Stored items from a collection
--
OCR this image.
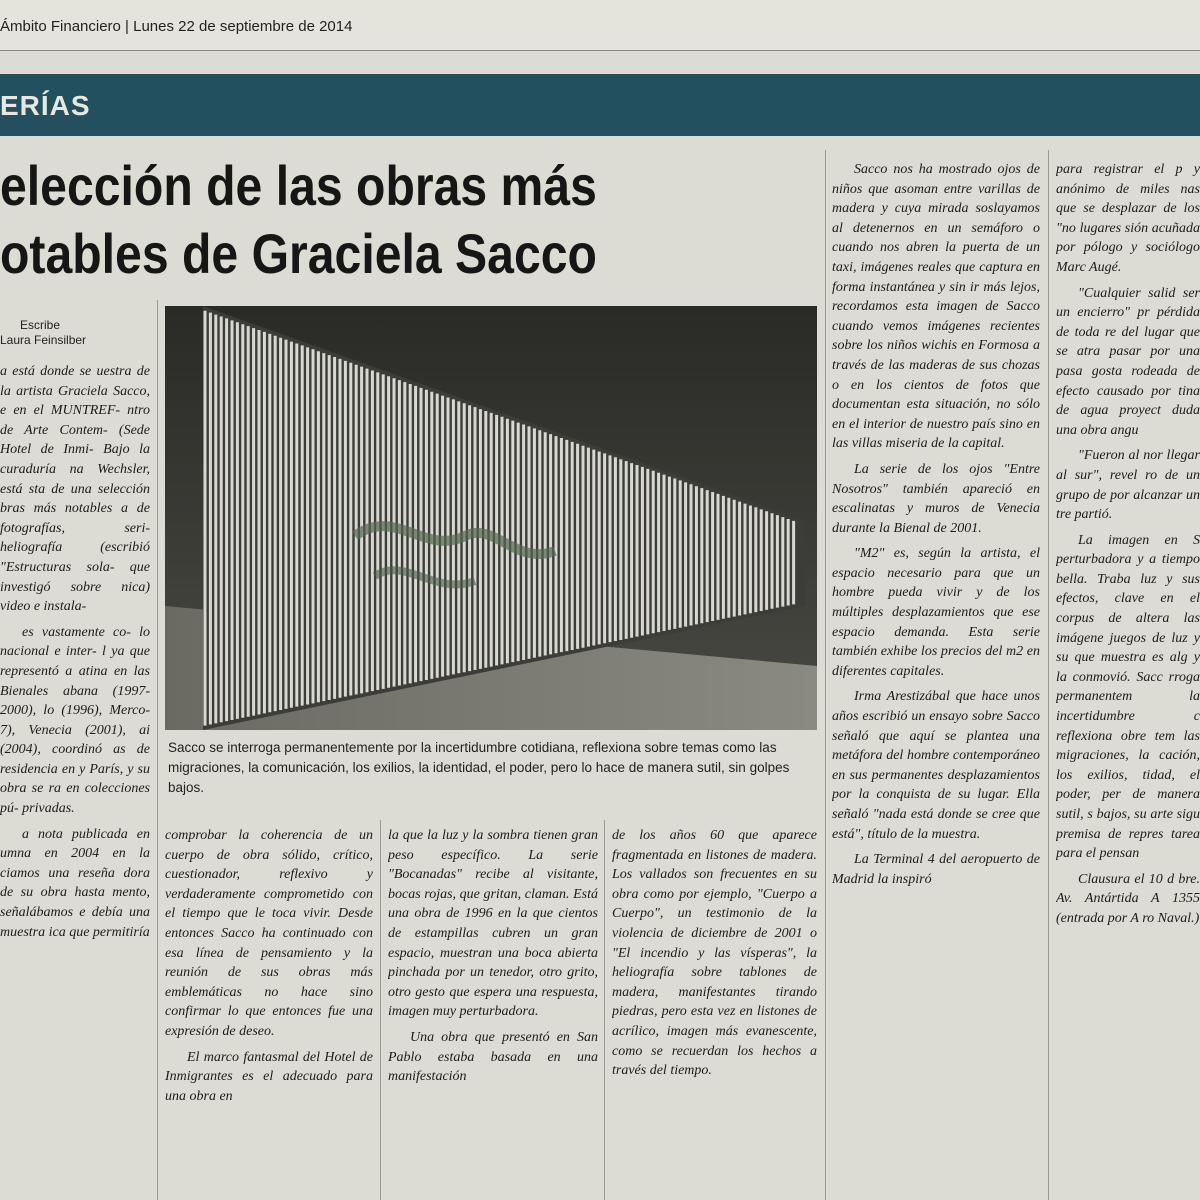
Ámbito Financiero | Lunes 22 de septiembre de 2014
ERÍAS
elección de las obras más
otables de Graciela Sacco
Escribe
Laura Feinsilber
Sacco se interroga permanentemente por la incertidumbre cotidiana, reflexiona sobre temas como las migraciones, la comunicación, los exilios, la identidad, el poder, pero lo hace de manera sutil, sin golpes bajos.

a está donde se uestra de la artista Graciela Sacco, e en el MUNTREF- ntro de Arte Contem- (Sede Hotel de Inmi- Bajo la curaduría na Wechsler, está sta de una selección bras más notables a de fotografías, seri- heliografía (escribió "Estructuras sola- que investigó sobre nica) video e instala-

es vastamente co- lo nacional e inter- l ya que representó a atina en las Bienales abana (1997-2000), lo (1996), Merco- 7), Venecia (2001), ai (2004), coordinó as de residencia en y París, y su obra se ra en colecciones pú- privadas.

a nota publicada en umna en 2004 en la ciamos una reseña dora de su obra hasta mento, señalábamos e debía una muestra ica que permitiría

comprobar la coherencia de un cuerpo de obra sólido, crítico, cuestionador, reflexivo y verdaderamente comprometido con el tiempo que le toca vivir. Desde entonces Sacco ha continuado con esa línea de pensamiento y la reunión de sus obras más emblemáticas no hace sino confirmar lo que entonces fue una expresión de deseo.

El marco fantasmal del Hotel de Inmigrantes es el adecuado para una obra en

la que la luz y la sombra tienen gran peso específico. La serie "Bocanadas" recibe al visitante, bocas rojas, que gritan, claman. Está una obra de 1996 en la que cientos de estampillas cubren un gran espacio, muestran una boca abierta pinchada por un tenedor, otro grito, otro gesto que espera una respuesta, imagen muy perturbadora.

Una obra que presentó en San Pablo estaba basada en una manifestación

de los años 60 que aparece fragmentada en listones de madera. Los vallados son frecuentes en su obra como por ejemplo, "Cuerpo a Cuerpo", un testimonio de la violencia de diciembre de 2001 o "El incendio y las vísperas", la heliografía sobre tablones de madera, manifestantes tirando piedras, pero esta vez en listones de acrílico, imagen más evanescente, como se recuerdan los hechos a través del tiempo.

Sacco nos ha mostrado ojos de niños que asoman entre varillas de madera y cuya mirada soslayamos al detenernos en un semáforo o cuando nos abren la puerta de un taxi, imágenes reales que captura en forma instantánea y sin ir más lejos, recordamos esta imagen de Sacco cuando vemos imágenes recientes sobre los niños wichis en Formosa a través de las maderas de sus chozas o en los cientos de fotos que documentan esta situación, no sólo en el interior de nuestro país sino en las villas miseria de la capital.

La serie de los ojos "Entre Nosotros" también apareció en escalinatas y muros de Venecia durante la Bienal de 2001.

"M2" es, según la artista, el espacio necesario para que un hombre pueda vivir y de los múltiples desplazamientos que ese espacio demanda. Esta serie también exhibe los precios del m2 en diferentes capitales.

Irma Arestizábal que hace unos años escribió un ensayo sobre Sacco señaló que aquí se plantea una metáfora del hombre contemporáneo en sus permanentes desplazamientos por la conquista de su lugar. Ella señaló "nada está donde se cree que está", título de la muestra.

La Terminal 4 del aeropuerto de Madrid la inspiró

para registrar el p y anónimo de miles nas que se desplazar de los "no lugares sión acuñada por pólogo y sociólogo Marc Augé.

"Cualquier salid ser un encierro" pr pérdida de toda re del lugar que se atra pasar por una pasa gosta rodeada de efecto causado por tina de agua proyect duda una obra angu

"Fueron al nor llegar al sur", revel ro de un grupo de por alcanzar un tre partió.

La imagen en S perturbadora y a tiempo bella. Traba luz y sus efectos, clave en el corpus de altera las imágene juegos de luz y su que muestra es alg y la conmovió. Sacc rroga permanentem la incertidumbre c reflexiona obre tem las migraciones, la cación, los exilios, tidad, el poder, per de manera sutil, s bajos, su arte sigu premisa de repres tarea para el pensan

Clausura el 10 d bre. Av. Antártida A 1355 (entrada por A ro Naval.)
--
» ASSIGNMENT:
Without including any pictures, repeat the records above exactly.

» EXERCISE RESULT:
OCR this image.
Ámbito Financiero | Lunes 22 de septiembre de 2014
ERÍAS
elección de las obras más
otables de Graciela Sacco
Escribe
Laura Feinsilber
Sacco se interroga permanentemente por la incertidumbre cotidiana, reflexiona sobre temas como las migraciones, la comunicación, los exilios, la identidad, el poder, pero lo hace de manera sutil, sin golpes bajos.

a está donde se uestra de la artista Graciela Sacco, e en el MUNTREF- ntro de Arte Contem- (Sede Hotel de Inmi- Bajo la curaduría na Wechsler, está sta de una selección bras más notables a de fotografías, seri- heliografía (escribió "Estructuras sola- que investigó sobre nica) video e instala-

es vastamente co- lo nacional e inter- l ya que representó a atina en las Bienales abana (1997-2000), lo (1996), Merco- 7), Venecia (2001), ai (2004), coordinó as de residencia en y París, y su obra se ra en colecciones pú- privadas.

a nota publicada en umna en 2004 en la ciamos una reseña dora de su obra hasta mento, señalábamos e debía una muestra ica que permitiría

comprobar la coherencia de un cuerpo de obra sólido, crítico, cuestionador, reflexivo y verdaderamente comprometido con el tiempo que le toca vivir. Desde entonces Sacco ha continuado con esa línea de pensamiento y la reunión de sus obras más emblemáticas no hace sino confirmar lo que entonces fue una expresión de deseo.

El marco fantasmal del Hotel de Inmigrantes es el adecuado para una obra en

la que la luz y la sombra tienen gran peso específico. La serie "Bocanadas" recibe al visitante, bocas rojas, que gritan, claman. Está una obra de 1996 en la que cientos de estampillas cubren un gran espacio, muestran una boca abierta pinchada por un tenedor, otro grito, otro gesto que espera una respuesta, imagen muy perturbadora.

Una obra que presentó en San Pablo estaba basada en una manifestación

de los años 60 que aparece fragmentada en listones de madera. Los vallados son frecuentes en su obra como por ejemplo, "Cuerpo a Cuerpo", un testimonio de la violencia de diciembre de 2001 o "El incendio y las vísperas", la heliografía sobre tablones de madera, manifestantes tirando piedras, pero esta vez en listones de acrílico, imagen más evanescente, como se recuerdan los hechos a través del tiempo.

Sacco nos ha mostrado ojos de niños que asoman entre varillas de madera y cuya mirada soslayamos al detenernos en un semáforo o cuando nos abren la puerta de un taxi, imágenes reales que captura en forma instantánea y sin ir más lejos, recordamos esta imagen de Sacco cuando vemos imágenes recientes sobre los niños wichis en Formosa a través de las maderas de sus chozas o en los cientos de fotos que documentan esta situación, no sólo en el interior de nuestro país sino en las villas miseria de la capital.

La serie de los ojos "Entre Nosotros" también apareció en escalinatas y muros de Venecia durante la Bienal de 2001.

"M2" es, según la artista, el espacio necesario para que un hombre pueda vivir y de los múltiples desplazamientos que ese espacio demanda. Esta serie también exhibe los precios del m2 en diferentes capitales.

Irma Arestizábal que hace unos años escribió un ensayo sobre Sacco señaló que aquí se plantea una metáfora del hombre contemporáneo en sus permanentes desplazamientos por la conquista de su lugar. Ella señaló "nada está donde se cree que está", título de la muestra.

La Terminal 4 del aeropuerto de Madrid la inspiró

para registrar el p y anónimo de miles nas que se desplazar de los "no lugares sión acuñada por pólogo y sociólogo Marc Augé.

"Cualquier salid ser un encierro" pr pérdida de toda re del lugar que se atra pasar por una pasa gosta rodeada de efecto causado por tina de agua proyect duda una obra angu

"Fueron al nor llegar al sur", revel ro de un grupo de por alcanzar un tre partió.

La imagen en S perturbadora y a tiempo bella. Traba luz y sus efectos, clave en el corpus de altera las imágene juegos de luz y su que muestra es alg y la conmovió. Sacc rroga permanentem la incertidumbre c reflexiona obre tem las migraciones, la cación, los exilios, tidad, el poder, per de manera sutil, s bajos, su arte sigu premisa de repres tarea para el pensan

Clausura el 10 d bre. Av. Antártida A 1355 (entrada por A ro Naval.)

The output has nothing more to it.